Exercise directions — Write out the entries below once more, exactly, with the pictures left out.

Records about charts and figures

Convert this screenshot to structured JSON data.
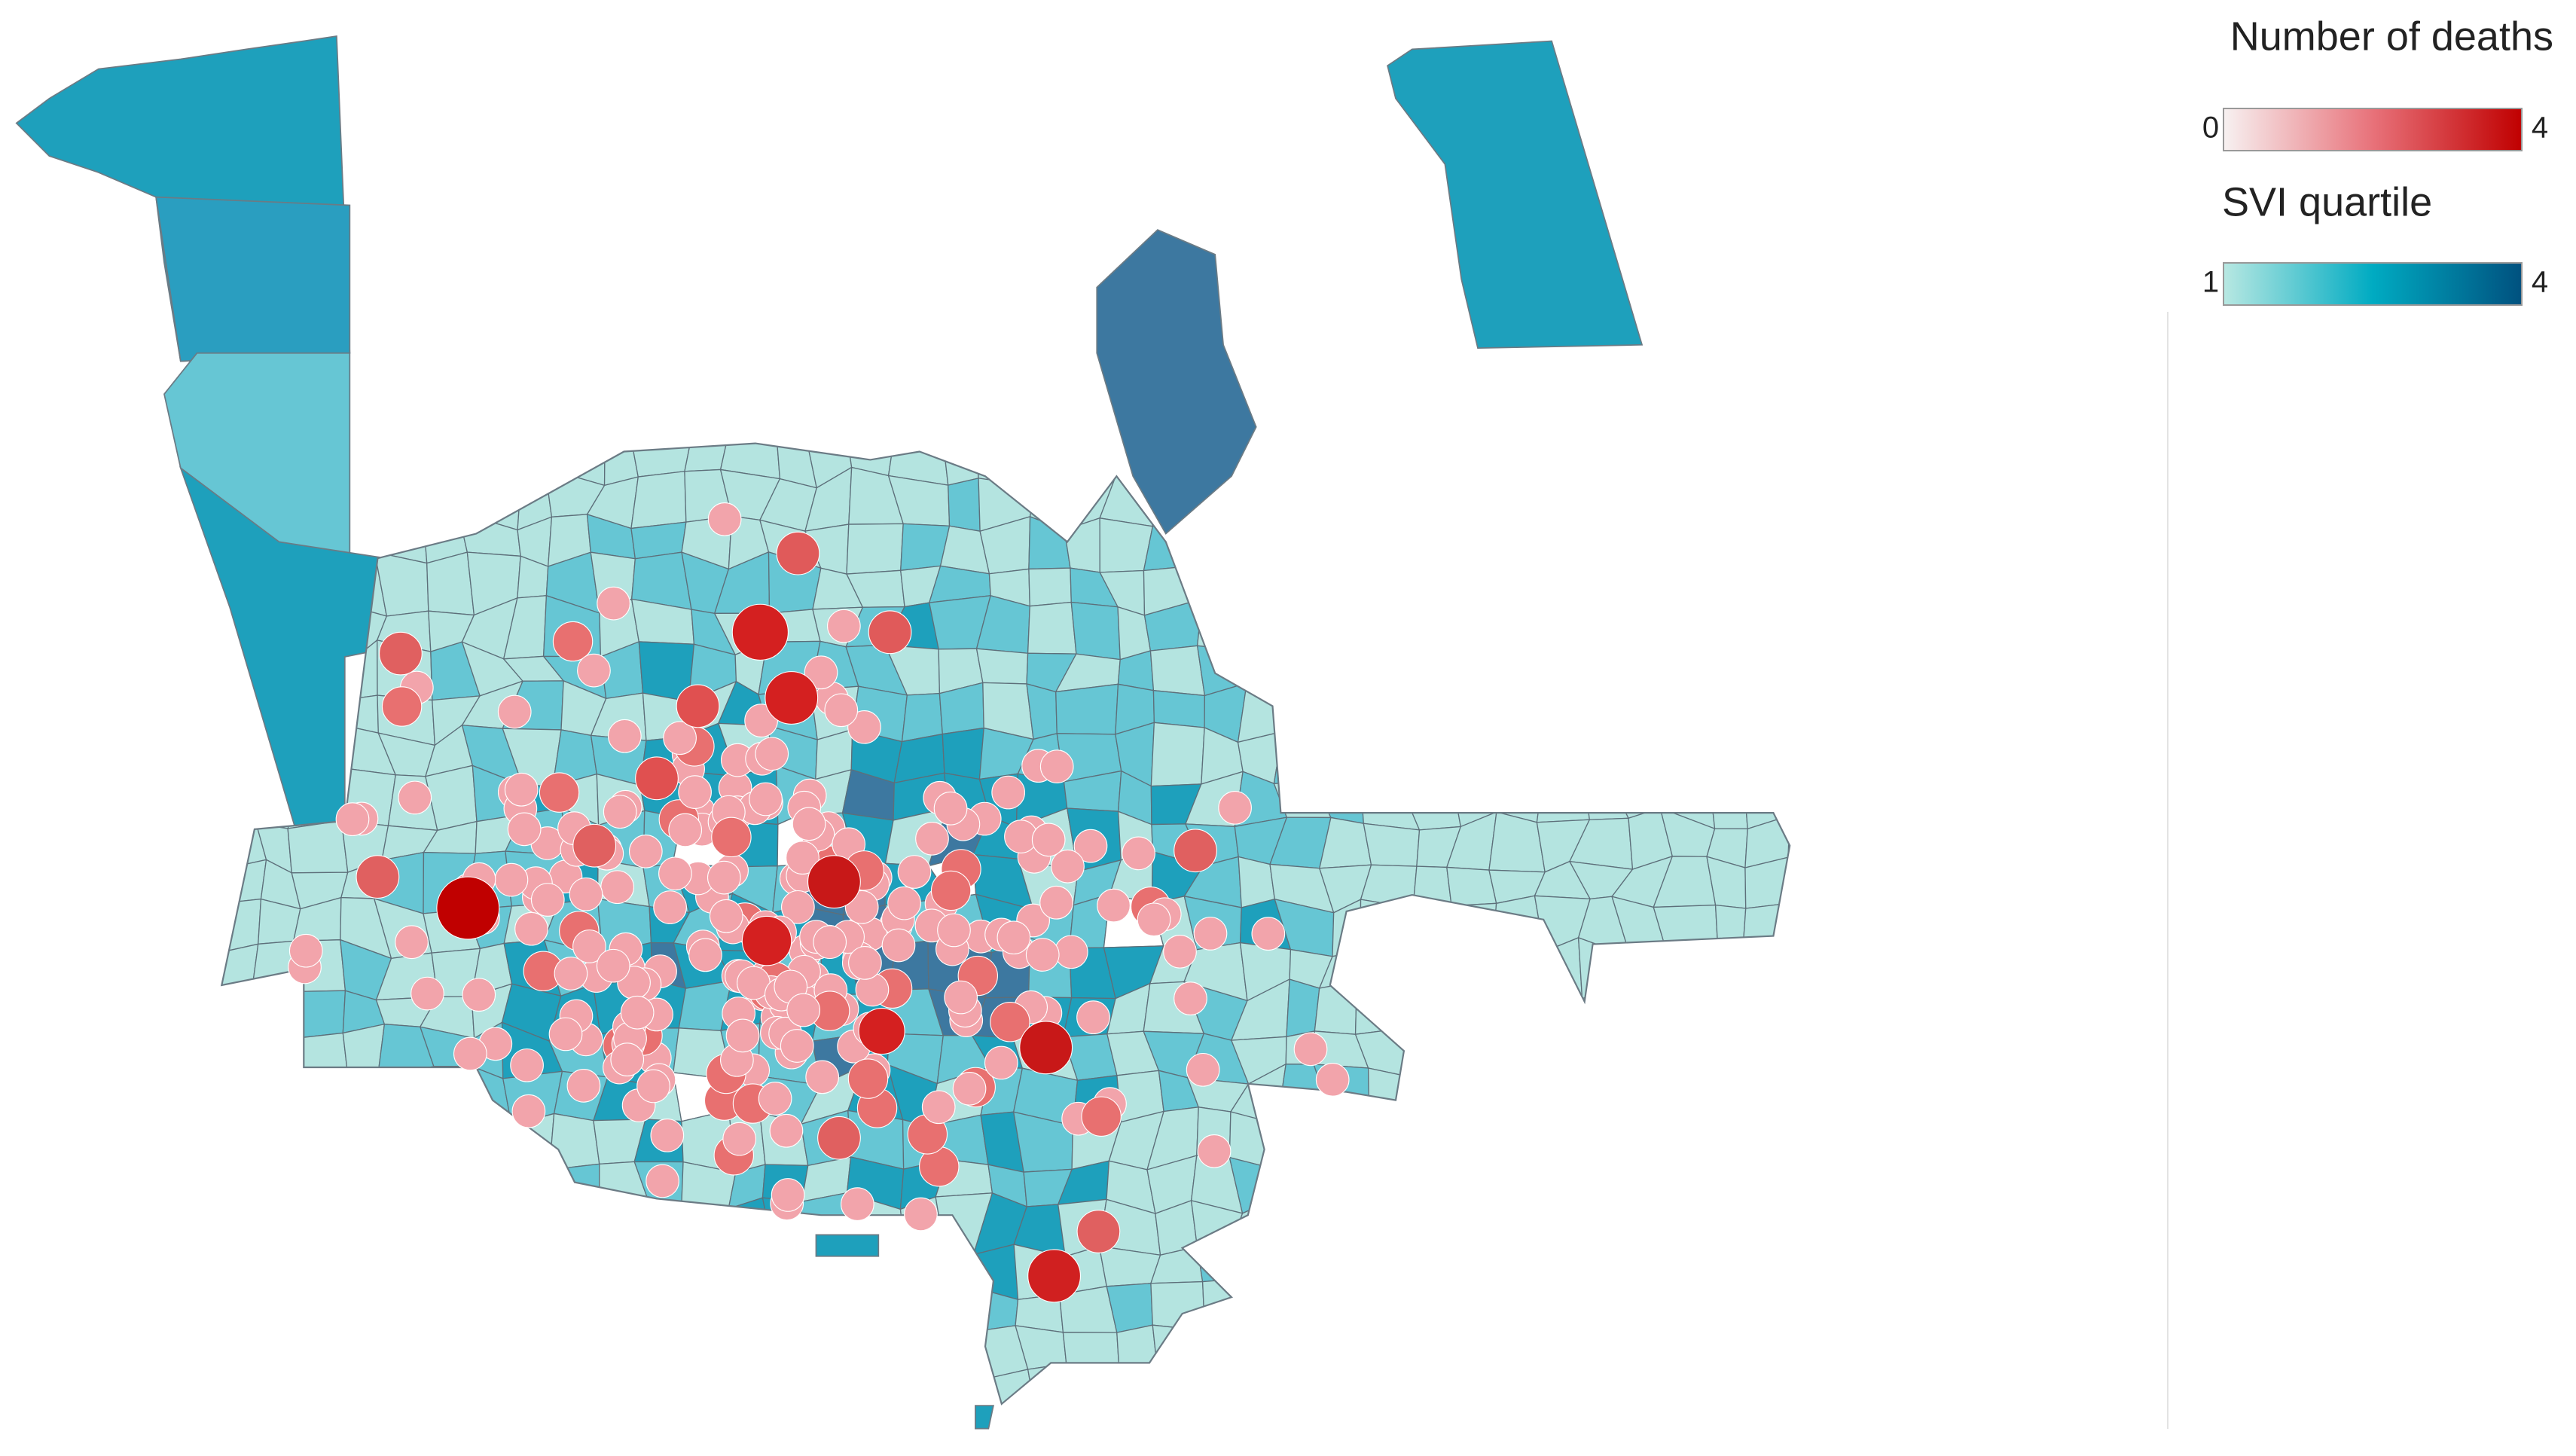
{
  "legend": {
    "deaths": {
      "title": "Number of deaths",
      "min": 0,
      "max": 4,
      "colors": [
        "#f7f1f1",
        "#e8727a",
        "#c00000"
      ]
    },
    "svi": {
      "title": "SVI quartile",
      "min": 1,
      "max": 4,
      "colors": [
        "#b8e8e2",
        "#00abc2",
        "#00517f"
      ]
    }
  }
}
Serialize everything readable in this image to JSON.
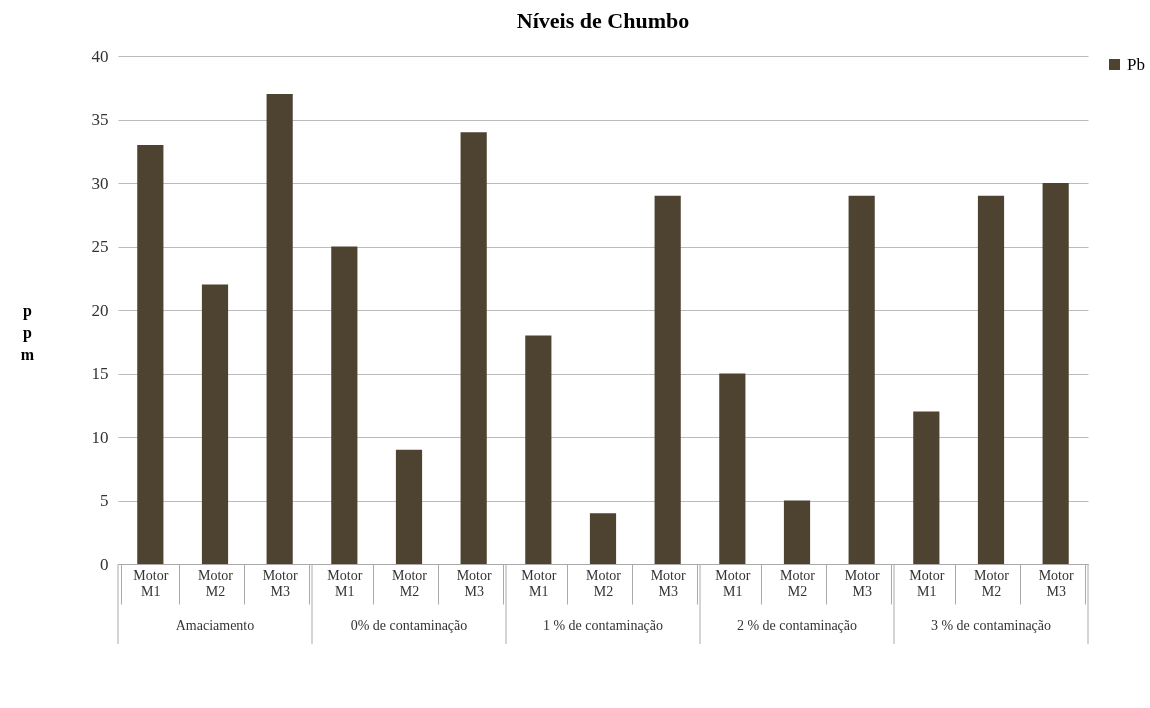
{
  "chart_data": {
    "type": "bar",
    "title": "Níveis de Chumbo",
    "ylabel": "ppm",
    "categories": [
      "Motor M1",
      "Motor M2",
      "Motor M3",
      "Motor M1",
      "Motor M2",
      "Motor M3",
      "Motor M1",
      "Motor M2",
      "Motor M3",
      "Motor M1",
      "Motor M2",
      "Motor M3",
      "Motor M1",
      "Motor M2",
      "Motor M3"
    ],
    "series": [
      {
        "name": "Pb",
        "color": "#4d4330",
        "values": [
          33,
          22,
          37,
          25,
          9,
          34,
          18,
          4,
          29,
          15,
          5,
          29,
          12,
          29,
          30
        ]
      }
    ],
    "annotations": [
      "Amaciamento",
      "0% de contaminação",
      "1 % de contaminação",
      "2 % de contaminação",
      "3 % de contaminação"
    ],
    "ylim": [
      0,
      40
    ],
    "yticks": [
      0,
      5,
      10,
      15,
      20,
      25,
      30,
      35,
      40
    ],
    "grid": "y",
    "legend": "right"
  }
}
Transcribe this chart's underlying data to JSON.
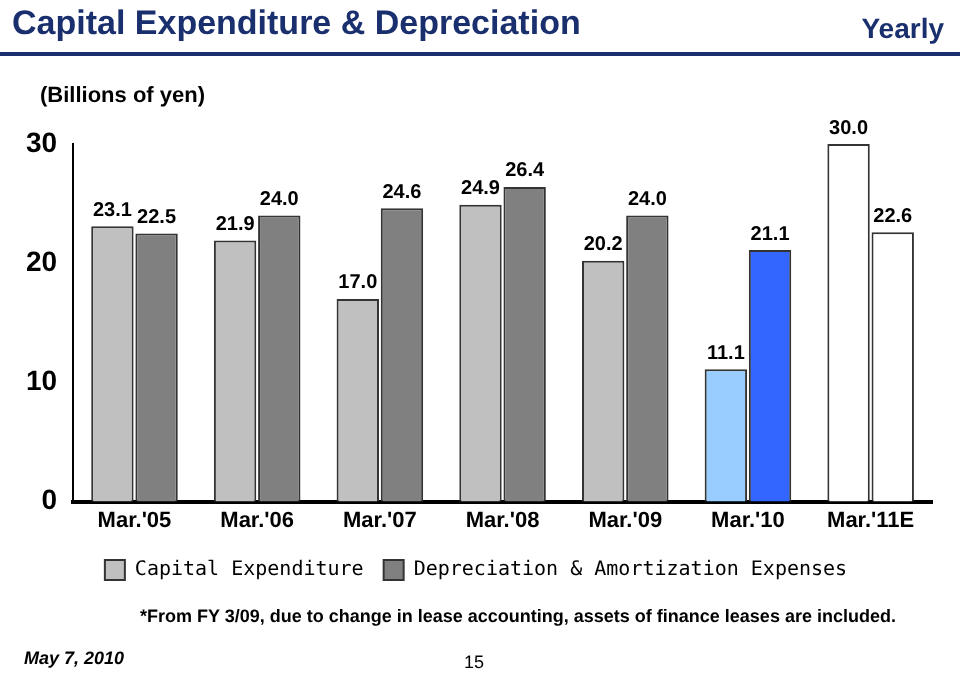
{
  "chart_data": {
    "type": "bar",
    "title": "Capital Expenditure & Depreciation",
    "subtitle": "Yearly",
    "ylabel": "(Billions of yen)",
    "categories": [
      "Mar.'05",
      "Mar.'06",
      "Mar.'07",
      "Mar.'08",
      "Mar.'09",
      "Mar.'10",
      "Mar.'11E"
    ],
    "series": [
      {
        "name": "Capital Expenditure",
        "color": "#c0c0c0",
        "colors": [
          "#c0c0c0",
          "#c0c0c0",
          "#c0c0c0",
          "#c0c0c0",
          "#c0c0c0",
          "#99ccff",
          "#ffffff"
        ],
        "values": [
          23.1,
          21.9,
          17.0,
          24.9,
          20.2,
          11.1,
          30.0
        ],
        "value_labels": [
          "23.1",
          "21.9",
          "17.0",
          "24.9",
          "20.2",
          "11.1",
          "30.0"
        ]
      },
      {
        "name": "Depreciation & Amortization Expenses",
        "color": "#808080",
        "colors": [
          "#808080",
          "#808080",
          "#808080",
          "#808080",
          "#808080",
          "#3366ff",
          "#ffffff"
        ],
        "values": [
          22.5,
          24.0,
          24.6,
          26.4,
          24.0,
          21.1,
          22.6
        ],
        "value_labels": [
          "22.5",
          "24.0",
          "24.6",
          "26.4",
          "24.0",
          "21.1",
          "22.6"
        ]
      }
    ],
    "ylim": [
      0,
      30
    ],
    "yticks": [
      0,
      10,
      20,
      30
    ],
    "grid": false,
    "legend": "bottom",
    "annotations": [
      "*From FY 3/09, due to change in lease accounting, assets of finance leases are included.",
      "May 7, 2010",
      "15"
    ]
  }
}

Complete output —
Convert this screenshot to structured JSON data.
{
  "legend": {
    "deaths": {
      "title": "Number of deaths",
      "min": 0,
      "max": 4,
      "colors": [
        "#f7f1f1",
        "#e8727a",
        "#c00000"
      ]
    },
    "svi": {
      "title": "SVI quartile",
      "min": 1,
      "max": 4,
      "colors": [
        "#b8e8e2",
        "#00abc2",
        "#00517f"
      ]
    }
  }
}
Serialize everything readable in this image to JSON.
{
  "chart_data": {
    "type": "bar",
    "title": "Níveis de Chumbo",
    "ylabel": "ppm",
    "categories": [
      "Motor M1",
      "Motor M2",
      "Motor M3",
      "Motor M1",
      "Motor M2",
      "Motor M3",
      "Motor M1",
      "Motor M2",
      "Motor M3",
      "Motor M1",
      "Motor M2",
      "Motor M3",
      "Motor M1",
      "Motor M2",
      "Motor M3"
    ],
    "series": [
      {
        "name": "Pb",
        "color": "#4d4330",
        "values": [
          33,
          22,
          37,
          25,
          9,
          34,
          18,
          4,
          29,
          15,
          5,
          29,
          12,
          29,
          30
        ]
      }
    ],
    "annotations": [
      "Amaciamento",
      "0% de contaminação",
      "1 % de contaminação",
      "2 % de contaminação",
      "3 % de contaminação"
    ],
    "ylim": [
      0,
      40
    ],
    "yticks": [
      0,
      5,
      10,
      15,
      20,
      25,
      30,
      35,
      40
    ],
    "grid": "y",
    "legend": "right"
  }
}
Transcribe this chart's underlying data to JSON.
{
  "chart_data": {
    "type": "bar",
    "title": "Capital Expenditure & Depreciation",
    "subtitle": "Yearly",
    "ylabel": "(Billions of yen)",
    "categories": [
      "Mar.'05",
      "Mar.'06",
      "Mar.'07",
      "Mar.'08",
      "Mar.'09",
      "Mar.'10",
      "Mar.'11E"
    ],
    "series": [
      {
        "name": "Capital Expenditure",
        "color": "#c0c0c0",
        "colors": [
          "#c0c0c0",
          "#c0c0c0",
          "#c0c0c0",
          "#c0c0c0",
          "#c0c0c0",
          "#99ccff",
          "#ffffff"
        ],
        "values": [
          23.1,
          21.9,
          17.0,
          24.9,
          20.2,
          11.1,
          30.0
        ],
        "value_labels": [
          "23.1",
          "21.9",
          "17.0",
          "24.9",
          "20.2",
          "11.1",
          "30.0"
        ]
      },
      {
        "name": "Depreciation & Amortization Expenses",
        "color": "#808080",
        "colors": [
          "#808080",
          "#808080",
          "#808080",
          "#808080",
          "#808080",
          "#3366ff",
          "#ffffff"
        ],
        "values": [
          22.5,
          24.0,
          24.6,
          26.4,
          24.0,
          21.1,
          22.6
        ],
        "value_labels": [
          "22.5",
          "24.0",
          "24.6",
          "26.4",
          "24.0",
          "21.1",
          "22.6"
        ]
      }
    ],
    "ylim": [
      0,
      30
    ],
    "yticks": [
      0,
      10,
      20,
      30
    ],
    "grid": false,
    "legend": "bottom",
    "annotations": [
      "*From FY 3/09, due to change in lease accounting, assets of finance leases are included.",
      "May 7, 2010",
      "15"
    ]
  }
}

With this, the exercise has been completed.